PROMPT | Each line of the records has to be copied exactly, though the pictures must be left out.

(Excerpts from a figure dataset)
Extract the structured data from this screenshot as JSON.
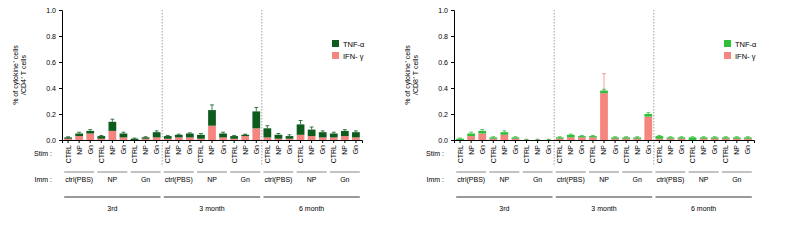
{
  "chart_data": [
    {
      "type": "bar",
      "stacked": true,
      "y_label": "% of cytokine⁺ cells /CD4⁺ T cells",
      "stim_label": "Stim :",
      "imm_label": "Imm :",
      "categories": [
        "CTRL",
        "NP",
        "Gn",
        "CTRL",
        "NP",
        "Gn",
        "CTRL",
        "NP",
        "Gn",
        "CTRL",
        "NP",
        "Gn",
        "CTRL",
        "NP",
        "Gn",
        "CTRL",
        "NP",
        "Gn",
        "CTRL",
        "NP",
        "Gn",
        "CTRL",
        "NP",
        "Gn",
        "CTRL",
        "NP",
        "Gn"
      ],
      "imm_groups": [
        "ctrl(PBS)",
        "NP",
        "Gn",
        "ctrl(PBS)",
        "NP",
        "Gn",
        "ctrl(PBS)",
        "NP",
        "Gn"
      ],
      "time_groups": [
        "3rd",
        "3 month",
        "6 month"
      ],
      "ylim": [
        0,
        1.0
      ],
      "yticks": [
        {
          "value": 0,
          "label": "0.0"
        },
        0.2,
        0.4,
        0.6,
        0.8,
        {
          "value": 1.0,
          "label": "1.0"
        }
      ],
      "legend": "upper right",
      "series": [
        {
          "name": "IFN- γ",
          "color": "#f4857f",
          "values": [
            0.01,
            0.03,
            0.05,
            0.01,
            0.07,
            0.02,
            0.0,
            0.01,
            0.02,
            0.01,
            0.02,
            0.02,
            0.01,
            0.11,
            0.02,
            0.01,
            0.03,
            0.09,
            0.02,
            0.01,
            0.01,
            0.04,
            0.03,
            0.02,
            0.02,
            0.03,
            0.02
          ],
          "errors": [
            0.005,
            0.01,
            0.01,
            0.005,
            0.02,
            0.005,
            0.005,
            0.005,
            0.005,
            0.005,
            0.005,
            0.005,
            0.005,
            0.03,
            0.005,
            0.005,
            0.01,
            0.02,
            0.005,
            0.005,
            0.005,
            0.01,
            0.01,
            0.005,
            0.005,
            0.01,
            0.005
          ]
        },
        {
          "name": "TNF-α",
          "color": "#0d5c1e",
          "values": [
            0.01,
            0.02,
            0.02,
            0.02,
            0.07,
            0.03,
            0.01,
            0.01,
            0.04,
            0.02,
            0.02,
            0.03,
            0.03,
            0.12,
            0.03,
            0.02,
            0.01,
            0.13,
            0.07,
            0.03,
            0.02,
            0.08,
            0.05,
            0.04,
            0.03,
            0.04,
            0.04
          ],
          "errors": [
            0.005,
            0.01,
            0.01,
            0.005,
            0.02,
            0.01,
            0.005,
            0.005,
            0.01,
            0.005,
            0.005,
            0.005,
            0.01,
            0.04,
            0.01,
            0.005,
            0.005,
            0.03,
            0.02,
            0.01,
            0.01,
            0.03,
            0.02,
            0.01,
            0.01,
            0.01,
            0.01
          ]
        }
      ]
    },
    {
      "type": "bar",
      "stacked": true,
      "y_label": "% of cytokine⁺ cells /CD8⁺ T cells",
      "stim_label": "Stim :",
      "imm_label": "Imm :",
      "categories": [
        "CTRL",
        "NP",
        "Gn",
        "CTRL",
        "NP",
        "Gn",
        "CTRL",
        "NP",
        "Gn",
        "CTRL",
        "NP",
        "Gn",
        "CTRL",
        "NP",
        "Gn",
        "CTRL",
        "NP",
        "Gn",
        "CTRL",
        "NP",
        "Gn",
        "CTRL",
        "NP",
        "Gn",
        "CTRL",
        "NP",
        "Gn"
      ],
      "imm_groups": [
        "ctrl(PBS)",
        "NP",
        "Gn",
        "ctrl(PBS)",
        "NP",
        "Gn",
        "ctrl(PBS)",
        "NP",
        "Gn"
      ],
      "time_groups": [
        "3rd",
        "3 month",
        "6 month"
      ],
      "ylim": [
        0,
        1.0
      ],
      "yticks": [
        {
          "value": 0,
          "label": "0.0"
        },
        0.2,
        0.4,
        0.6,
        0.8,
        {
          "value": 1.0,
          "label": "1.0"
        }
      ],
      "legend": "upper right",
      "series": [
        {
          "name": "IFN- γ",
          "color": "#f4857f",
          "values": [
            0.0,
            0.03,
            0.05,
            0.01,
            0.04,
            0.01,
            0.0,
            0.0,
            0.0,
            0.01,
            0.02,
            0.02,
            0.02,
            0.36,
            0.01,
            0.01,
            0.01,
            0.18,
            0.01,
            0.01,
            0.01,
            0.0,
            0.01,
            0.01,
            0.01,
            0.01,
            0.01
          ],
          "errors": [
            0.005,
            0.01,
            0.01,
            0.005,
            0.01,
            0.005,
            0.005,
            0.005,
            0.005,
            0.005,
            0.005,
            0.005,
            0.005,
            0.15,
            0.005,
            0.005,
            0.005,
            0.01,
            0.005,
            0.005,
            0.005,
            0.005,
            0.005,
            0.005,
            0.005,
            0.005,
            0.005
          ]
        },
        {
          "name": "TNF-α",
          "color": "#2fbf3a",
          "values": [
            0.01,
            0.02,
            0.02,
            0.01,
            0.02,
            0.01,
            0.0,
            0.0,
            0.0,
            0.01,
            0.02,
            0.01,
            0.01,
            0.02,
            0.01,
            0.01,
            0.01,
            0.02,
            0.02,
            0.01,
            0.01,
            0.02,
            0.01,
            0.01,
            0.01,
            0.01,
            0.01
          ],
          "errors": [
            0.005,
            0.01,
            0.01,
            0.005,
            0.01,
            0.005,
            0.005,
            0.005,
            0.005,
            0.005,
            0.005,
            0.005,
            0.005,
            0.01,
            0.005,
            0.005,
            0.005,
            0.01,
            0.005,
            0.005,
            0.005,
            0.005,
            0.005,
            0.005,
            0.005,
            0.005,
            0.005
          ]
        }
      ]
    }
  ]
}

YOUR SOLUTION |
Extract the structured data from this screenshot as JSON.
{
  "chart_data": [
    {
      "type": "bar",
      "stacked": true,
      "y_label": "% of cytokine⁺ cells /CD4⁺ T cells",
      "stim_label": "Stim :",
      "imm_label": "Imm :",
      "categories": [
        "CTRL",
        "NP",
        "Gn",
        "CTRL",
        "NP",
        "Gn",
        "CTRL",
        "NP",
        "Gn",
        "CTRL",
        "NP",
        "Gn",
        "CTRL",
        "NP",
        "Gn",
        "CTRL",
        "NP",
        "Gn",
        "CTRL",
        "NP",
        "Gn",
        "CTRL",
        "NP",
        "Gn",
        "CTRL",
        "NP",
        "Gn"
      ],
      "imm_groups": [
        "ctrl(PBS)",
        "NP",
        "Gn",
        "ctrl(PBS)",
        "NP",
        "Gn",
        "ctrl(PBS)",
        "NP",
        "Gn"
      ],
      "time_groups": [
        "3rd",
        "3 month",
        "6 month"
      ],
      "ylim": [
        0,
        1.0
      ],
      "yticks": [
        {
          "value": 0,
          "label": "0.0"
        },
        0.2,
        0.4,
        0.6,
        0.8,
        {
          "value": 1.0,
          "label": "1.0"
        }
      ],
      "legend": "upper right",
      "series": [
        {
          "name": "IFN- γ",
          "color": "#f4857f",
          "values": [
            0.01,
            0.03,
            0.05,
            0.01,
            0.07,
            0.02,
            0.0,
            0.01,
            0.02,
            0.01,
            0.02,
            0.02,
            0.01,
            0.11,
            0.02,
            0.01,
            0.03,
            0.09,
            0.02,
            0.01,
            0.01,
            0.04,
            0.03,
            0.02,
            0.02,
            0.03,
            0.02
          ],
          "errors": [
            0.005,
            0.01,
            0.01,
            0.005,
            0.02,
            0.005,
            0.005,
            0.005,
            0.005,
            0.005,
            0.005,
            0.005,
            0.005,
            0.03,
            0.005,
            0.005,
            0.01,
            0.02,
            0.005,
            0.005,
            0.005,
            0.01,
            0.01,
            0.005,
            0.005,
            0.01,
            0.005
          ]
        },
        {
          "name": "TNF-α",
          "color": "#0d5c1e",
          "values": [
            0.01,
            0.02,
            0.02,
            0.02,
            0.07,
            0.03,
            0.01,
            0.01,
            0.04,
            0.02,
            0.02,
            0.03,
            0.03,
            0.12,
            0.03,
            0.02,
            0.01,
            0.13,
            0.07,
            0.03,
            0.02,
            0.08,
            0.05,
            0.04,
            0.03,
            0.04,
            0.04
          ],
          "errors": [
            0.005,
            0.01,
            0.01,
            0.005,
            0.02,
            0.01,
            0.005,
            0.005,
            0.01,
            0.005,
            0.005,
            0.005,
            0.01,
            0.04,
            0.01,
            0.005,
            0.005,
            0.03,
            0.02,
            0.01,
            0.01,
            0.03,
            0.02,
            0.01,
            0.01,
            0.01,
            0.01
          ]
        }
      ]
    },
    {
      "type": "bar",
      "stacked": true,
      "y_label": "% of cytokine⁺ cells /CD8⁺ T cells",
      "stim_label": "Stim :",
      "imm_label": "Imm :",
      "categories": [
        "CTRL",
        "NP",
        "Gn",
        "CTRL",
        "NP",
        "Gn",
        "CTRL",
        "NP",
        "Gn",
        "CTRL",
        "NP",
        "Gn",
        "CTRL",
        "NP",
        "Gn",
        "CTRL",
        "NP",
        "Gn",
        "CTRL",
        "NP",
        "Gn",
        "CTRL",
        "NP",
        "Gn",
        "CTRL",
        "NP",
        "Gn"
      ],
      "imm_groups": [
        "ctrl(PBS)",
        "NP",
        "Gn",
        "ctrl(PBS)",
        "NP",
        "Gn",
        "ctrl(PBS)",
        "NP",
        "Gn"
      ],
      "time_groups": [
        "3rd",
        "3 month",
        "6 month"
      ],
      "ylim": [
        0,
        1.0
      ],
      "yticks": [
        {
          "value": 0,
          "label": "0.0"
        },
        0.2,
        0.4,
        0.6,
        0.8,
        {
          "value": 1.0,
          "label": "1.0"
        }
      ],
      "legend": "upper right",
      "series": [
        {
          "name": "IFN- γ",
          "color": "#f4857f",
          "values": [
            0.0,
            0.03,
            0.05,
            0.01,
            0.04,
            0.01,
            0.0,
            0.0,
            0.0,
            0.01,
            0.02,
            0.02,
            0.02,
            0.36,
            0.01,
            0.01,
            0.01,
            0.18,
            0.01,
            0.01,
            0.01,
            0.0,
            0.01,
            0.01,
            0.01,
            0.01,
            0.01
          ],
          "errors": [
            0.005,
            0.01,
            0.01,
            0.005,
            0.01,
            0.005,
            0.005,
            0.005,
            0.005,
            0.005,
            0.005,
            0.005,
            0.005,
            0.15,
            0.005,
            0.005,
            0.005,
            0.01,
            0.005,
            0.005,
            0.005,
            0.005,
            0.005,
            0.005,
            0.005,
            0.005,
            0.005
          ]
        },
        {
          "name": "TNF-α",
          "color": "#2fbf3a",
          "values": [
            0.01,
            0.02,
            0.02,
            0.01,
            0.02,
            0.01,
            0.0,
            0.0,
            0.0,
            0.01,
            0.02,
            0.01,
            0.01,
            0.02,
            0.01,
            0.01,
            0.01,
            0.02,
            0.02,
            0.01,
            0.01,
            0.02,
            0.01,
            0.01,
            0.01,
            0.01,
            0.01
          ],
          "errors": [
            0.005,
            0.01,
            0.01,
            0.005,
            0.01,
            0.005,
            0.005,
            0.005,
            0.005,
            0.005,
            0.005,
            0.005,
            0.005,
            0.01,
            0.005,
            0.005,
            0.005,
            0.01,
            0.005,
            0.005,
            0.005,
            0.005,
            0.005,
            0.005,
            0.005,
            0.005,
            0.005
          ]
        }
      ]
    }
  ]
}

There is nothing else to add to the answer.